(Data excerpts)
-- Start --

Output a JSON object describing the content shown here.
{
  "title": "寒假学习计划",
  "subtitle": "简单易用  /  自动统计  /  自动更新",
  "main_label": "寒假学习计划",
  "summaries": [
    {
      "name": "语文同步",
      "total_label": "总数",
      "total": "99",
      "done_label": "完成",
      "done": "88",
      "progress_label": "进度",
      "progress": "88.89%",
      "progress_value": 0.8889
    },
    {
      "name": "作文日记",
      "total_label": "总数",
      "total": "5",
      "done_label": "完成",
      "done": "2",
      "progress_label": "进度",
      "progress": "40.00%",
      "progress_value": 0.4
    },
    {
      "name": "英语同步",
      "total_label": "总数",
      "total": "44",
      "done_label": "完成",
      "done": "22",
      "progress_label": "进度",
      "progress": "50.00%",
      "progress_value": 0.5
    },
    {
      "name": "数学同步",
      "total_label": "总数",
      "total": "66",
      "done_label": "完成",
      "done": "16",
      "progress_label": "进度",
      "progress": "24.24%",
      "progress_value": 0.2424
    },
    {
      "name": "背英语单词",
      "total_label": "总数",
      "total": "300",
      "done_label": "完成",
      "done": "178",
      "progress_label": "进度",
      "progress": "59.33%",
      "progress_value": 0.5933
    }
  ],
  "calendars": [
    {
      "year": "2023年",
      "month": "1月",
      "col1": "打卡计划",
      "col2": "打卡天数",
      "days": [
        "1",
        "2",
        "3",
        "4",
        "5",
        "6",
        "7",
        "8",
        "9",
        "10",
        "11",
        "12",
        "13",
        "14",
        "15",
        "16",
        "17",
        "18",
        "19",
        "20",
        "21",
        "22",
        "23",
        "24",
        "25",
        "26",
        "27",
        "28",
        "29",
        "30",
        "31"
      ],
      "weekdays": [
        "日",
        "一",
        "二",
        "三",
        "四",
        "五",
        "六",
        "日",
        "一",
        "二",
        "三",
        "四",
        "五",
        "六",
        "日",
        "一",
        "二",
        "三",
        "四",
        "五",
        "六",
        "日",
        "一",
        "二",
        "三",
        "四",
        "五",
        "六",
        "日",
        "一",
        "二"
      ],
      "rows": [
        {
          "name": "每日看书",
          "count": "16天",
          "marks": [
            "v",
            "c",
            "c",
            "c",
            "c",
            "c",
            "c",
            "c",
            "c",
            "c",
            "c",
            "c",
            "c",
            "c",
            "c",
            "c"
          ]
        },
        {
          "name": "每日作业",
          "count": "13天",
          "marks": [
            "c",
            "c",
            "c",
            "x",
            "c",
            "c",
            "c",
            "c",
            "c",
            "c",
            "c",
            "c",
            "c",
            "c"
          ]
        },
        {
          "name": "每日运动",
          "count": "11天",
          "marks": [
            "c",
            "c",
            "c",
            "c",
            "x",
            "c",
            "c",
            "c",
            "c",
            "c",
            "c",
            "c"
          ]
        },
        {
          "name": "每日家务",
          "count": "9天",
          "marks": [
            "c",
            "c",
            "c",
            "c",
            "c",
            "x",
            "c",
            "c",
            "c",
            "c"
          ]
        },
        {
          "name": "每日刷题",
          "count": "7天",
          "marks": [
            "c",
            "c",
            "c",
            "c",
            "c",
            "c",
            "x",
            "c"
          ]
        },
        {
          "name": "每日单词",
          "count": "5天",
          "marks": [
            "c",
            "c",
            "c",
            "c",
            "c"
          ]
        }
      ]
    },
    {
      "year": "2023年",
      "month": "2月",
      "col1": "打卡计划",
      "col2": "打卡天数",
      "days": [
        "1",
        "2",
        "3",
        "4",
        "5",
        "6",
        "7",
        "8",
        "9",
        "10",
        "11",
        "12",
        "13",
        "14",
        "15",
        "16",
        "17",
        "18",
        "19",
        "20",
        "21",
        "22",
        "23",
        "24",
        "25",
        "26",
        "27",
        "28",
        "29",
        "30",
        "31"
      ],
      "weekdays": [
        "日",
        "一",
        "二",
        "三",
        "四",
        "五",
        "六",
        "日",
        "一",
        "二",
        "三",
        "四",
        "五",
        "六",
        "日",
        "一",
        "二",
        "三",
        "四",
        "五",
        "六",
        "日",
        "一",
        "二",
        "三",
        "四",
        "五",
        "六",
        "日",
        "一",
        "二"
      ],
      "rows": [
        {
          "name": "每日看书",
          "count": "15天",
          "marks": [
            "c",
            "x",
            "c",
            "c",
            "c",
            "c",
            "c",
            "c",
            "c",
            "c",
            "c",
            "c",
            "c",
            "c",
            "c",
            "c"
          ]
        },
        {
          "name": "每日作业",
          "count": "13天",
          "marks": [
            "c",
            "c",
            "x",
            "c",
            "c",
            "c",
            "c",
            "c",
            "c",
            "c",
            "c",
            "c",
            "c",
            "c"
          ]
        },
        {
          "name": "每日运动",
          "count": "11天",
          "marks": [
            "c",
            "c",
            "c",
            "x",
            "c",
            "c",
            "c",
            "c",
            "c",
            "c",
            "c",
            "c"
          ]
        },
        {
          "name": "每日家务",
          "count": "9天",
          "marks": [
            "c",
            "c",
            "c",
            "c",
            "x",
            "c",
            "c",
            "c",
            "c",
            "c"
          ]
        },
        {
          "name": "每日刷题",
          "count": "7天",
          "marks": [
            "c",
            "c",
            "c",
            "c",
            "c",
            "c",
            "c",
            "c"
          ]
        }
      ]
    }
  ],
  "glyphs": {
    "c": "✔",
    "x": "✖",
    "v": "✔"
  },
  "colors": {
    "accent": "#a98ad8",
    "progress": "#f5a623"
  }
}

-- End --

Repeat all the entries exactly as given.

Worked solution:
Output a JSON object describing the content shown here.
{
  "title": "寒假学习计划",
  "subtitle": "简单易用  /  自动统计  /  自动更新",
  "main_label": "寒假学习计划",
  "summaries": [
    {
      "name": "语文同步",
      "total_label": "总数",
      "total": "99",
      "done_label": "完成",
      "done": "88",
      "progress_label": "进度",
      "progress": "88.89%",
      "progress_value": 0.8889
    },
    {
      "name": "作文日记",
      "total_label": "总数",
      "total": "5",
      "done_label": "完成",
      "done": "2",
      "progress_label": "进度",
      "progress": "40.00%",
      "progress_value": 0.4
    },
    {
      "name": "英语同步",
      "total_label": "总数",
      "total": "44",
      "done_label": "完成",
      "done": "22",
      "progress_label": "进度",
      "progress": "50.00%",
      "progress_value": 0.5
    },
    {
      "name": "数学同步",
      "total_label": "总数",
      "total": "66",
      "done_label": "完成",
      "done": "16",
      "progress_label": "进度",
      "progress": "24.24%",
      "progress_value": 0.2424
    },
    {
      "name": "背英语单词",
      "total_label": "总数",
      "total": "300",
      "done_label": "完成",
      "done": "178",
      "progress_label": "进度",
      "progress": "59.33%",
      "progress_value": 0.5933
    }
  ],
  "calendars": [
    {
      "year": "2023年",
      "month": "1月",
      "col1": "打卡计划",
      "col2": "打卡天数",
      "days": [
        "1",
        "2",
        "3",
        "4",
        "5",
        "6",
        "7",
        "8",
        "9",
        "10",
        "11",
        "12",
        "13",
        "14",
        "15",
        "16",
        "17",
        "18",
        "19",
        "20",
        "21",
        "22",
        "23",
        "24",
        "25",
        "26",
        "27",
        "28",
        "29",
        "30",
        "31"
      ],
      "weekdays": [
        "日",
        "一",
        "二",
        "三",
        "四",
        "五",
        "六",
        "日",
        "一",
        "二",
        "三",
        "四",
        "五",
        "六",
        "日",
        "一",
        "二",
        "三",
        "四",
        "五",
        "六",
        "日",
        "一",
        "二",
        "三",
        "四",
        "五",
        "六",
        "日",
        "一",
        "二"
      ],
      "rows": [
        {
          "name": "每日看书",
          "count": "16天",
          "marks": [
            "v",
            "c",
            "c",
            "c",
            "c",
            "c",
            "c",
            "c",
            "c",
            "c",
            "c",
            "c",
            "c",
            "c",
            "c",
            "c"
          ]
        },
        {
          "name": "每日作业",
          "count": "13天",
          "marks": [
            "c",
            "c",
            "c",
            "x",
            "c",
            "c",
            "c",
            "c",
            "c",
            "c",
            "c",
            "c",
            "c",
            "c"
          ]
        },
        {
          "name": "每日运动",
          "count": "11天",
          "marks": [
            "c",
            "c",
            "c",
            "c",
            "x",
            "c",
            "c",
            "c",
            "c",
            "c",
            "c",
            "c"
          ]
        },
        {
          "name": "每日家务",
          "count": "9天",
          "marks": [
            "c",
            "c",
            "c",
            "c",
            "c",
            "x",
            "c",
            "c",
            "c",
            "c"
          ]
        },
        {
          "name": "每日刷题",
          "count": "7天",
          "marks": [
            "c",
            "c",
            "c",
            "c",
            "c",
            "c",
            "x",
            "c"
          ]
        },
        {
          "name": "每日单词",
          "count": "5天",
          "marks": [
            "c",
            "c",
            "c",
            "c",
            "c"
          ]
        }
      ]
    },
    {
      "year": "2023年",
      "month": "2月",
      "col1": "打卡计划",
      "col2": "打卡天数",
      "days": [
        "1",
        "2",
        "3",
        "4",
        "5",
        "6",
        "7",
        "8",
        "9",
        "10",
        "11",
        "12",
        "13",
        "14",
        "15",
        "16",
        "17",
        "18",
        "19",
        "20",
        "21",
        "22",
        "23",
        "24",
        "25",
        "26",
        "27",
        "28",
        "29",
        "30",
        "31"
      ],
      "weekdays": [
        "日",
        "一",
        "二",
        "三",
        "四",
        "五",
        "六",
        "日",
        "一",
        "二",
        "三",
        "四",
        "五",
        "六",
        "日",
        "一",
        "二",
        "三",
        "四",
        "五",
        "六",
        "日",
        "一",
        "二",
        "三",
        "四",
        "五",
        "六",
        "日",
        "一",
        "二"
      ],
      "rows": [
        {
          "name": "每日看书",
          "count": "15天",
          "marks": [
            "c",
            "x",
            "c",
            "c",
            "c",
            "c",
            "c",
            "c",
            "c",
            "c",
            "c",
            "c",
            "c",
            "c",
            "c",
            "c"
          ]
        },
        {
          "name": "每日作业",
          "count": "13天",
          "marks": [
            "c",
            "c",
            "x",
            "c",
            "c",
            "c",
            "c",
            "c",
            "c",
            "c",
            "c",
            "c",
            "c",
            "c"
          ]
        },
        {
          "name": "每日运动",
          "count": "11天",
          "marks": [
            "c",
            "c",
            "c",
            "x",
            "c",
            "c",
            "c",
            "c",
            "c",
            "c",
            "c",
            "c"
          ]
        },
        {
          "name": "每日家务",
          "count": "9天",
          "marks": [
            "c",
            "c",
            "c",
            "c",
            "x",
            "c",
            "c",
            "c",
            "c",
            "c"
          ]
        },
        {
          "name": "每日刷题",
          "count": "7天",
          "marks": [
            "c",
            "c",
            "c",
            "c",
            "c",
            "c",
            "c",
            "c"
          ]
        }
      ]
    }
  ],
  "glyphs": {
    "c": "✔",
    "x": "✖",
    "v": "✔"
  },
  "colors": {
    "accent": "#a98ad8",
    "progress": "#f5a623"
  }
}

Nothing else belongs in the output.